__Excerto da fonte__
O “America First” no Afeganistão
A poucas semanas do 20º ano desde o ataque terrorista do 11 de setembro, os acontecimentos dos últimos dias no Afeganistão fazem-me regressar à data atempadamente. Onde estava, os 17 anos que tinha na altura e os que se emocionavam comigo perante as imagens da barbárie que perduraria nas nossas cabeças. Dos saltos de desespero de quem já nada podia fazer do 30º não sei quantos andar das torres gémeas, o filme de terror real mudou consciências e moldou muito do que interessava da geração a que pertenço, nascida e criada em países ocidentais e provavelmente, com demasiadas garantias de segurança até então. Os massacres a países noutros continentes (um ou outro até perpetuado pelos americanos), a própria história de guerra da Europa vivida pelos nossos bisavós, avós e o terrorismo em locais que quase só estivéramos de passagem, deixou de ser um deserto distante. E tudo acontecera sob ataque à cidade da liberdade, num país que julgava-se representar uma certa junção de povos e até então garantia uma falsa sensação de segurança. Longe de se imaginar qualquer cenário de terrorismo apocalítico aqui na Europa ou ali nos EUA. Outros seguiram-se, mas sem a mesma dimensão e com um controlo cada vez maior.

__Instrução 1__
Nos registos, desde o início até à linha com "growth-badge bbox=[515, 236, 604, 325]", inclusive, troque "growth-label" por "change-label" e reescreva apenas essas linhas, sem mais nenhuma alteração.

Listagens anotadas de elementos:
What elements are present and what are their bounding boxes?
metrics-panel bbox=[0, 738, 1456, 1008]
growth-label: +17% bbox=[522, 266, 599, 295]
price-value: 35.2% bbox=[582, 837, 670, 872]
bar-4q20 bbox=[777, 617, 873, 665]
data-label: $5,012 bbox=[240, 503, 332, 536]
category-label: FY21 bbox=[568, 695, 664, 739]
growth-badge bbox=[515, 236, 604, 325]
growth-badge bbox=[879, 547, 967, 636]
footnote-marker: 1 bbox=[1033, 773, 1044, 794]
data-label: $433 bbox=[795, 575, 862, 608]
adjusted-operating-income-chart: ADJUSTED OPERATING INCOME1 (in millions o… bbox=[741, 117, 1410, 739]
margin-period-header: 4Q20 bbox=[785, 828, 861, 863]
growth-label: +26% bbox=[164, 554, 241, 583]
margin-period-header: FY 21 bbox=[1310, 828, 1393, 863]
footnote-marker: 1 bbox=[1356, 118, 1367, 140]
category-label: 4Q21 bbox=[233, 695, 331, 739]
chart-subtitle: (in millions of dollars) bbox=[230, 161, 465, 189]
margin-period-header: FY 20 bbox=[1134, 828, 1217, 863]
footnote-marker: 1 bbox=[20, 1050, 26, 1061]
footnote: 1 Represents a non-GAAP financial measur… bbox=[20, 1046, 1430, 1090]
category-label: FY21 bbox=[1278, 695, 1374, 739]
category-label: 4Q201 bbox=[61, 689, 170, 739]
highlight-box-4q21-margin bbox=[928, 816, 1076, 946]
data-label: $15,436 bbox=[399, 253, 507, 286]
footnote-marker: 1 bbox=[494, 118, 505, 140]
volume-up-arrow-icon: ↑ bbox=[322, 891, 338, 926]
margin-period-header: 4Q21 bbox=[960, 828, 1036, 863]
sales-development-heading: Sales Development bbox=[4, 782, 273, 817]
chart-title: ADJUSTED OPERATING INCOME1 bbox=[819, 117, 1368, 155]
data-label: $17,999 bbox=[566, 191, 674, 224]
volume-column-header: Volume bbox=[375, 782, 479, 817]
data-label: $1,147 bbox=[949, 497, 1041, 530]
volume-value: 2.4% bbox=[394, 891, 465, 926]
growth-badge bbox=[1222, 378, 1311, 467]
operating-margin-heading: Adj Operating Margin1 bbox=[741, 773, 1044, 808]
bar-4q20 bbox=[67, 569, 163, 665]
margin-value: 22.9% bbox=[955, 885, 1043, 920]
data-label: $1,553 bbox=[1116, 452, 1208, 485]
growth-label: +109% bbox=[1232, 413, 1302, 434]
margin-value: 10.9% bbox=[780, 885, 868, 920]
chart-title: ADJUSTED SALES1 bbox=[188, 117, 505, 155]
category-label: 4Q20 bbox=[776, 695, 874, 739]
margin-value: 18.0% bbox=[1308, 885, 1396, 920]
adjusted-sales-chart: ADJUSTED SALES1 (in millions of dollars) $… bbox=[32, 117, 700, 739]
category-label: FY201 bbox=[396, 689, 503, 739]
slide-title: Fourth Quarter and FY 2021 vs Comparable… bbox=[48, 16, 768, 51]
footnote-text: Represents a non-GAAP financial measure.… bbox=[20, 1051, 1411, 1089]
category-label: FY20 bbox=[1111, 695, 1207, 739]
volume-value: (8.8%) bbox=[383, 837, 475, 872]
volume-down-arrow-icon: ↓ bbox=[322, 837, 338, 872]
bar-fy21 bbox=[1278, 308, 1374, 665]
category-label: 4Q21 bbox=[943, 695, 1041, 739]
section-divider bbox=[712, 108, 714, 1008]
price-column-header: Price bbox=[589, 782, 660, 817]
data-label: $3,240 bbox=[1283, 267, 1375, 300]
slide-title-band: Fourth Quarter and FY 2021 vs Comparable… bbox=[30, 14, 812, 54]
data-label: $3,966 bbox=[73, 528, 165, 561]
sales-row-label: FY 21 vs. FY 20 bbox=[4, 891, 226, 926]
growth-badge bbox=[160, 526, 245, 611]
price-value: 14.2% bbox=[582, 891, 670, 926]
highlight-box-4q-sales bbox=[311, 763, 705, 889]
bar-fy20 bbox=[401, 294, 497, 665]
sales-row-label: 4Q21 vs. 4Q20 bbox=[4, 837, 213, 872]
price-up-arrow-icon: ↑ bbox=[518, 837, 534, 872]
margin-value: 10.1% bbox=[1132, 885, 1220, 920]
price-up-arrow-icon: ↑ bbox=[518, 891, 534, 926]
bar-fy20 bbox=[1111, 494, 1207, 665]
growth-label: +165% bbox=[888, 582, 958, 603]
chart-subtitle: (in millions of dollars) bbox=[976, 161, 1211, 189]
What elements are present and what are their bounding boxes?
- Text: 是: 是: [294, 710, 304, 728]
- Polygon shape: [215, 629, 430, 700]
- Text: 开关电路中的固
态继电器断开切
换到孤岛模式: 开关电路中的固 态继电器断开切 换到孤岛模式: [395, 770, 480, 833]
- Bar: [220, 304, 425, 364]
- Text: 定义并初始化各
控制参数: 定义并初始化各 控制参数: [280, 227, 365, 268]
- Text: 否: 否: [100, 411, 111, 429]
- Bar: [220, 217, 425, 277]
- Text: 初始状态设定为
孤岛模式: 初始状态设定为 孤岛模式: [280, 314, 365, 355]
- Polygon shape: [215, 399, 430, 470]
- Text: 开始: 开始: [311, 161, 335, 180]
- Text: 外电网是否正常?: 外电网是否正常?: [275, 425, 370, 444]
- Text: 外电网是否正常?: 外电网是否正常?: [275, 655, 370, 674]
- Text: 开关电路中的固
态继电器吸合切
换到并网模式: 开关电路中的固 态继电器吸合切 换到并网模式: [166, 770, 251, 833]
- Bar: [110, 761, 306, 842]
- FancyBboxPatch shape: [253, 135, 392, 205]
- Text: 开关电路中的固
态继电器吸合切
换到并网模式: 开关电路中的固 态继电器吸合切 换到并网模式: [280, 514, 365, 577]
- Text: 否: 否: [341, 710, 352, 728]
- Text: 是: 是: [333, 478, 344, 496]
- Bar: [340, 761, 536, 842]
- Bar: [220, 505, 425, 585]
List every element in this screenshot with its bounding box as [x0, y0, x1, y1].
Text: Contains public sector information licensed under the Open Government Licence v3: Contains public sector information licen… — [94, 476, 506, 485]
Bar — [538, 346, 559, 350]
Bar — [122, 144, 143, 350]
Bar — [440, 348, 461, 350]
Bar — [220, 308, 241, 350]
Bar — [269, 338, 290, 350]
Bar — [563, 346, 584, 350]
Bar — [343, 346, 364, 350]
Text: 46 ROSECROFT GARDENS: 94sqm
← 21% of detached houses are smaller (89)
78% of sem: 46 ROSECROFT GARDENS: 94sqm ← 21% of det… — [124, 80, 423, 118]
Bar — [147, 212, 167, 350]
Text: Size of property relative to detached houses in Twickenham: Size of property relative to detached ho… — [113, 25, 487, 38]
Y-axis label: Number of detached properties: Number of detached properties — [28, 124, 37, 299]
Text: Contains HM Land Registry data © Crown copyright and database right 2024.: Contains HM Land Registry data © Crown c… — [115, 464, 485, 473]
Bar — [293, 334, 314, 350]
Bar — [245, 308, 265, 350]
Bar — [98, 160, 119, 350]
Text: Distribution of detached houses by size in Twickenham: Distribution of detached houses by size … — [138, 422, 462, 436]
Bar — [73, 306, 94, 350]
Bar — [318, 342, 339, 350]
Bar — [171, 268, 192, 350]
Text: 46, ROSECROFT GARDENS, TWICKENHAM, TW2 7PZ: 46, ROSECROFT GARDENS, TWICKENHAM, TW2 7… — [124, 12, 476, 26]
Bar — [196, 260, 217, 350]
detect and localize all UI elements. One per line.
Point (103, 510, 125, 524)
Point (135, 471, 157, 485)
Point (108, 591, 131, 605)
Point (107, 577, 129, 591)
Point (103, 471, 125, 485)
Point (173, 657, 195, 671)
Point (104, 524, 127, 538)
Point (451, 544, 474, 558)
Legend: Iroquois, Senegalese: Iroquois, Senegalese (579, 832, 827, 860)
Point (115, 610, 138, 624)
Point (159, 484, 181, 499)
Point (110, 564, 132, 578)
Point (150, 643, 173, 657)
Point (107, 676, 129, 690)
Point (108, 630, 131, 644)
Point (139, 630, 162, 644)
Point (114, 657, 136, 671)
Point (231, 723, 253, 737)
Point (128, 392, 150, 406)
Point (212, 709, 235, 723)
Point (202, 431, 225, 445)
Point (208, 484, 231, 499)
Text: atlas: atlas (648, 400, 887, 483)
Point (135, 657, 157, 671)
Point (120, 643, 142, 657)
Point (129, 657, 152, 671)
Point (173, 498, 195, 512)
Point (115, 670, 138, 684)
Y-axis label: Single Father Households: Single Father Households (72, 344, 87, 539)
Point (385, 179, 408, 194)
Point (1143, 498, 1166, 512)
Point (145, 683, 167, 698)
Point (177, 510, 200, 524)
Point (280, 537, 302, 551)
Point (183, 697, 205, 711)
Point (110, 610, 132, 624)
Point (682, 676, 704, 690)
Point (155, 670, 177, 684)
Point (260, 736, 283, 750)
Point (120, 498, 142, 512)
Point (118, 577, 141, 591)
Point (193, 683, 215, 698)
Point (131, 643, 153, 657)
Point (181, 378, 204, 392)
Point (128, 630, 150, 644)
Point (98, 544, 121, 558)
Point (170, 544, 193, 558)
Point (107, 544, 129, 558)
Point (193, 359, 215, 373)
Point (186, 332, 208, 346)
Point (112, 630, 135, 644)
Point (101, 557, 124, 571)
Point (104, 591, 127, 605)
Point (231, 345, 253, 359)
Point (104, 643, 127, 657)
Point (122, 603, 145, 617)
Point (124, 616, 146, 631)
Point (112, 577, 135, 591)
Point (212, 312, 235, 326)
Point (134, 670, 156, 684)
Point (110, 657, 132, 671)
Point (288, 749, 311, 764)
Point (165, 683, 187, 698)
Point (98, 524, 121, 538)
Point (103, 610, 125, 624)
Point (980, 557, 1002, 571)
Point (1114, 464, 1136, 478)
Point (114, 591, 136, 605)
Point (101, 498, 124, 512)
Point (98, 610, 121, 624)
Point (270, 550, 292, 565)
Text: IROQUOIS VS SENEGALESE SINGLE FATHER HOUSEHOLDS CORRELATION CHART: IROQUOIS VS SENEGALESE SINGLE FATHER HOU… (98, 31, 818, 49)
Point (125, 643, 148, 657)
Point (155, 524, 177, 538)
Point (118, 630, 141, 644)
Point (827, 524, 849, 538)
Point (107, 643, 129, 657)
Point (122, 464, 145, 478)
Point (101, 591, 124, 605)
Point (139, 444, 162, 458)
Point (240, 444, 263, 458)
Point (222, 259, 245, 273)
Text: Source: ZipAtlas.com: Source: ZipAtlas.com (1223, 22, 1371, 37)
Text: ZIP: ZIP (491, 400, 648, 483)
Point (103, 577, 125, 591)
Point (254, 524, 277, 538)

__Instrução 2__
Por favor, continue o texto sobre o 11 de setembro e o Afeganistão a partir da última frase apresentada.

__Resultado 1__
What elements are present and what are their bounding boxes?
metrics-panel bbox=[0, 738, 1456, 1008]
change-label: +17% bbox=[522, 266, 599, 295]
price-value: 35.2% bbox=[582, 837, 670, 872]
bar-4q20 bbox=[777, 617, 873, 665]
data-label: $5,012 bbox=[240, 503, 332, 536]
category-label: FY21 bbox=[568, 695, 664, 739]
growth-badge bbox=[515, 236, 604, 325]

__Resultado 2__
Do preço da vingança do 11 de setembro, existiram alguns erros por parte dos governos americanos. O maior, a invasão do Iraque com base numa falsa premissa e sem qualquer efeito prático no imediato na War on Terror decretada por Bush. Ou à posteriori, na saída desastrosa daquele país, que foi em tudo semelhante a esta no Afeganistão, só que sem as consequências regionais e longe de deixar talibãs extremistas no poder. É na invasão legítima e bem-sucedida do Afeganistão há 20 anos para capturar Bin Laden e desmantelar algumas das células principais da Al Qaeda que a comparação com Saigão em 1975 se torna preguiçosa. Do ponto de vista simbólico e de algumas coincidências, será entendível, mas apenas por aí. Enquanto o Vietname foi uma guerra escolhida pelos americanos, porventura, mais uma baseada em falsas premissas, o Afeganistão foi a necessidade e resposta a um ataque bárbaro no seu território. No tempo atual em que se tende para as visões a preto ou branco, em que escasseia o contexto concreto e a memória, olhar para as relações internacionais da mesma forma, é passar ao lado do relevante.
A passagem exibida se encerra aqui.